THE EXERCISE: Extract, from the records beneath this instruction, each line that contains the word "handshake".

DATA ENTRIES:
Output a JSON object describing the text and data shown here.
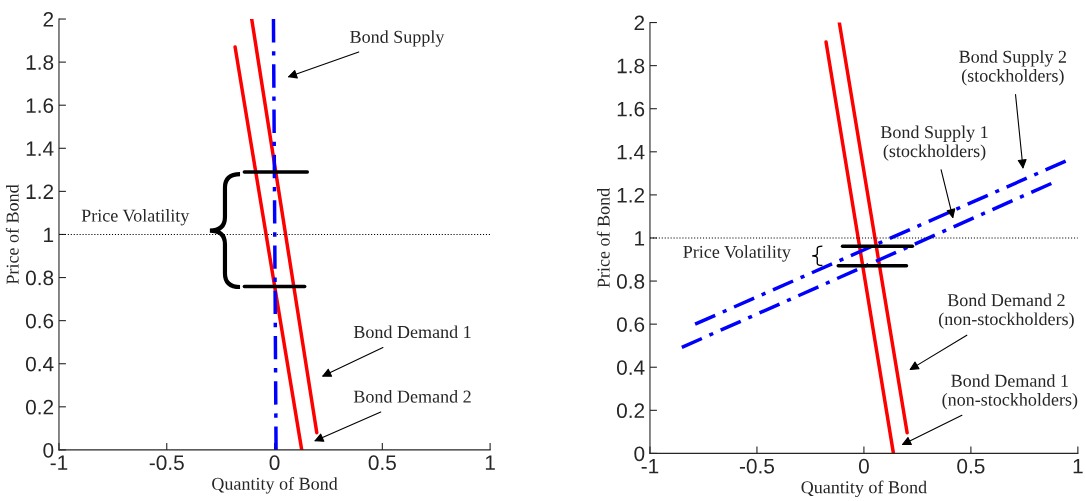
{
  "chart_data": [
    {
      "type": "line",
      "xlabel": "Quantity of Bond",
      "ylabel": "Price of Bond",
      "xlim": [
        -1,
        1
      ],
      "ylim": [
        0,
        2
      ],
      "xticks": [
        -1,
        -0.5,
        0,
        0.5,
        1
      ],
      "yticks": [
        0,
        0.2,
        0.4,
        0.6,
        0.8,
        1,
        1.2,
        1.4,
        1.6,
        1.8,
        2
      ],
      "series": [
        {
          "color": "#ff0000",
          "line_style": "solid",
          "x": [
            -0.106,
            0.196
          ],
          "values": [
            2,
            0.08
          ]
        },
        {
          "color": "#ff0000",
          "line_style": "solid",
          "x": [
            -0.183,
            0.126
          ],
          "values": [
            1.87,
            0
          ]
        },
        {
          "color": "#0000ff",
          "line_style": "dashdot",
          "x": [
            -0.005,
            0.007
          ],
          "values": [
            2,
            0
          ]
        },
        {
          "color": "#000000",
          "line_style": "solid",
          "x": [
            -0.14,
            0.152
          ],
          "values": [
            1.29,
            1.29
          ]
        },
        {
          "color": "#000000",
          "line_style": "solid",
          "x": [
            -0.14,
            0.14
          ],
          "values": [
            0.758,
            0.758
          ]
        }
      ],
      "ref_lines": [
        {
          "axis": "y",
          "value": 1,
          "color": "#000000",
          "line_style": "dotted"
        }
      ],
      "annotations": [
        "Bond Supply",
        "Bond Demand 1",
        "Bond Demand 2",
        "Price Volatility"
      ]
    },
    {
      "type": "line",
      "xlabel": "Quantity of Bond",
      "ylabel": "Price of Bond",
      "xlim": [
        -1,
        1
      ],
      "ylim": [
        0,
        2
      ],
      "xticks": [
        -1,
        -0.5,
        0,
        0.5,
        1
      ],
      "yticks": [
        0,
        0.2,
        0.4,
        0.6,
        0.8,
        1,
        1.2,
        1.4,
        1.6,
        1.8,
        2
      ],
      "series": [
        {
          "color": "#ff0000",
          "line_style": "solid",
          "x": [
            -0.115,
            0.202
          ],
          "values": [
            2,
            0.096
          ]
        },
        {
          "color": "#ff0000",
          "line_style": "solid",
          "x": [
            -0.177,
            0.138
          ],
          "values": [
            1.91,
            0
          ]
        },
        {
          "color": "#0000ff",
          "line_style": "dashdot",
          "x": [
            -0.789,
            0.943
          ],
          "values": [
            0.6,
            1.357
          ]
        },
        {
          "color": "#0000ff",
          "line_style": "dashdot",
          "x": [
            -0.851,
            0.876
          ],
          "values": [
            0.492,
            1.253
          ]
        },
        {
          "color": "#000000",
          "line_style": "solid",
          "x": [
            -0.1,
            0.227
          ],
          "values": [
            0.962,
            0.962
          ]
        },
        {
          "color": "#000000",
          "line_style": "solid",
          "x": [
            -0.12,
            0.199
          ],
          "values": [
            0.871,
            0.871
          ]
        }
      ],
      "ref_lines": [
        {
          "axis": "y",
          "value": 1,
          "color": "#000000",
          "line_style": "dotted"
        }
      ],
      "annotations": [
        "Bond Supply 1\n(stockholders)",
        "Bond Supply 2\n(stockholders)",
        "Bond Demand 2\n(non-stockholders)",
        "Bond Demand 1\n(non-stockholders)",
        "Price Volatility"
      ]
    }
  ]
}
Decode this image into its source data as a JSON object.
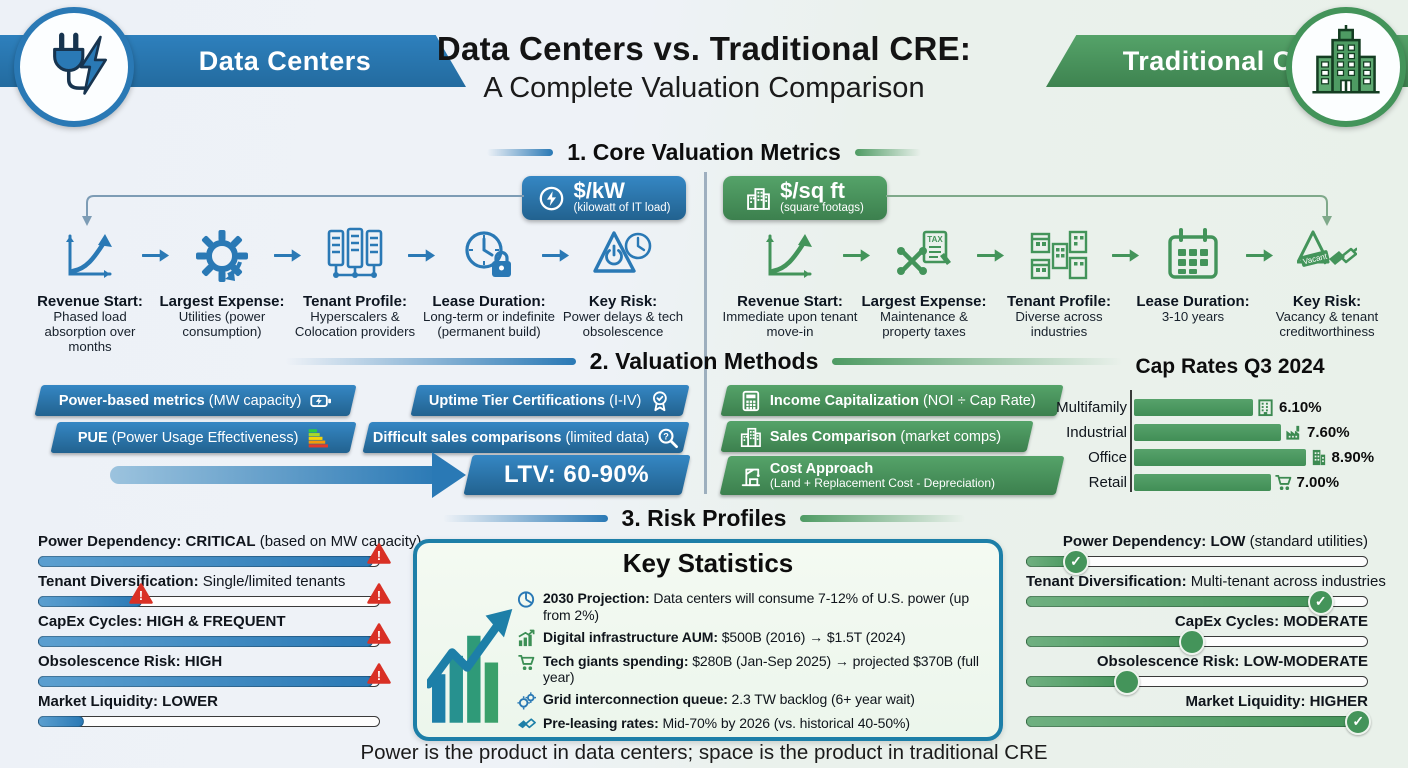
{
  "colors": {
    "blue": "#2A79B5",
    "green": "#4E9B63",
    "red": "#D93025",
    "teal": "#1D7FA8"
  },
  "header": {
    "left_banner": "Data Centers",
    "title_line1": "Data Centers vs. Traditional CRE:",
    "title_line2": "A Complete Valuation Comparison",
    "right_banner": "Traditional CRE"
  },
  "sections": {
    "s1": "1. Core Valuation Metrics",
    "s2": "2. Valuation Methods",
    "s3": "3. Risk Profiles"
  },
  "badges": {
    "kw": {
      "label": "$/kW",
      "sub": "(kilowatt of IT load)",
      "icon": "lightning-circle"
    },
    "sqft": {
      "label": "$/sq ft",
      "sub": "(square footags)",
      "icon": "building"
    }
  },
  "dc_flow": [
    {
      "icon": "growth-curve",
      "title": "Revenue Start:",
      "desc": "Phased load absorption over months"
    },
    {
      "icon": "gear",
      "title": "Largest Expense:",
      "desc": "Utilities (power consumption)"
    },
    {
      "icon": "server-racks",
      "title": "Tenant Profile:",
      "desc": "Hyperscalers & Colocation providers"
    },
    {
      "icon": "clock-lock",
      "title": "Lease Duration:",
      "desc": "Long-term or indefinite (permanent build)"
    },
    {
      "icon": "power-warning",
      "title": "Key Risk:",
      "desc": "Power delays & tech obsolescence"
    }
  ],
  "cre_flow": [
    {
      "icon": "growth-curve",
      "title": "Revenue Start:",
      "desc": "Immediate upon tenant move-in"
    },
    {
      "icon": "tools-tax",
      "title": "Largest Expense:",
      "desc": "Maintenance & property taxes"
    },
    {
      "icon": "buildings",
      "title": "Tenant Profile:",
      "desc": "Diverse across industries"
    },
    {
      "icon": "calendar",
      "title": "Lease Duration:",
      "desc": "3-10 years"
    },
    {
      "icon": "vacancy-handshake",
      "title": "Key Risk:",
      "desc": "Vacancy & tenant creditworthiness"
    }
  ],
  "dc_methods": [
    {
      "bold": "Power-based metrics",
      "rest": " (MW capacity)",
      "icon": "battery"
    },
    {
      "bold": "Uptime Tier Certifications",
      "rest": " (I-IV)",
      "icon": "certification-rosette"
    },
    {
      "bold": "PUE",
      "rest": " (Power Usage Effectiveness)",
      "icon": "efficiency-scale"
    },
    {
      "bold": "Difficult sales comparisons",
      "rest": " (limited data)",
      "icon": "magnifier-question"
    }
  ],
  "ltv_label": "LTV: 60-90%",
  "cre_methods": [
    {
      "bold": "Income Capitalization",
      "rest": " (NOI ÷ Cap Rate)",
      "sub": "",
      "icon": "calculator"
    },
    {
      "bold": "Sales Comparison",
      "rest": " (market comps)",
      "sub": "",
      "icon": "city-buildings"
    },
    {
      "bold": "Cost Approach",
      "rest": "",
      "sub": "(Land + Replacement Cost - Depreciation)",
      "icon": "crane"
    }
  ],
  "chart_data": {
    "type": "bar",
    "orientation": "horizontal",
    "title": "Cap Rates Q3 2024",
    "categories": [
      "Multifamily",
      "Industrial",
      "Office",
      "Retail"
    ],
    "values": [
      6.1,
      7.6,
      8.9,
      7.0
    ],
    "value_labels": [
      "6.10%",
      "7.60%",
      "8.90%",
      "7.00%"
    ],
    "icons": [
      "apartment",
      "factory",
      "office-building",
      "shopping-cart"
    ],
    "xlim": [
      0,
      9.5
    ],
    "legend": "none",
    "bar_pct": [
      34,
      42,
      49,
      39
    ]
  },
  "dc_risks": [
    {
      "bold": "Power Dependency: CRITICAL",
      "rest": " (based on MW capacity)",
      "fill": 98
    },
    {
      "bold": "Tenant Diversification:",
      "rest": " Single/limited tenants",
      "fill": 30
    },
    {
      "bold": "CapEx Cycles: HIGH & FREQUENT",
      "rest": "",
      "fill": 98
    },
    {
      "bold": "Obsolescence Risk: HIGH",
      "rest": "",
      "fill": 98
    },
    {
      "bold": "Market Liquidity: LOWER",
      "rest": "",
      "fill": 13
    }
  ],
  "cre_risks": [
    {
      "bold": "Power Dependency: LOW",
      "rest": " (standard utilities)",
      "fill": 15,
      "knob": "check"
    },
    {
      "bold": "Tenant Diversification:",
      "rest": " Multi-tenant across industries",
      "fill": 87,
      "knob": "check"
    },
    {
      "bold": "CapEx Cycles: MODERATE",
      "rest": "",
      "fill": 49,
      "knob": "plain"
    },
    {
      "bold": "Obsolescence Risk: LOW-MODERATE",
      "rest": "",
      "fill": 30,
      "knob": "plain"
    },
    {
      "bold": "Market Liquidity: HIGHER",
      "rest": "",
      "fill": 98,
      "knob": "check"
    }
  ],
  "key_stats": {
    "title": "Key Statistics",
    "items": [
      {
        "icon": "pie-chart",
        "bold": "2030 Projection:",
        "rest": " Data centers will consume 7-12% of U.S. power (up from 2%)"
      },
      {
        "icon": "growth-bars",
        "bold": "Digital infrastructure AUM:",
        "rest": " $500B (2016) → $1.5T (2024)"
      },
      {
        "icon": "shopping-cart",
        "bold": "Tech giants spending:",
        "rest": " $280B (Jan-Sep 2025) → projected $370B (full year)"
      },
      {
        "icon": "grid-gears",
        "bold": "Grid interconnection queue:",
        "rest": " 2.3 TW backlog (6+ year wait)"
      },
      {
        "icon": "handshake",
        "bold": "Pre-leasing rates:",
        "rest": " Mid-70% by 2026 (vs. historical 40-50%)"
      }
    ]
  },
  "footer": "Power is the product in data centers; space is the product in traditional CRE"
}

REPLY:
      "icon": "vacancy-handshake",
        "icon": "handshake",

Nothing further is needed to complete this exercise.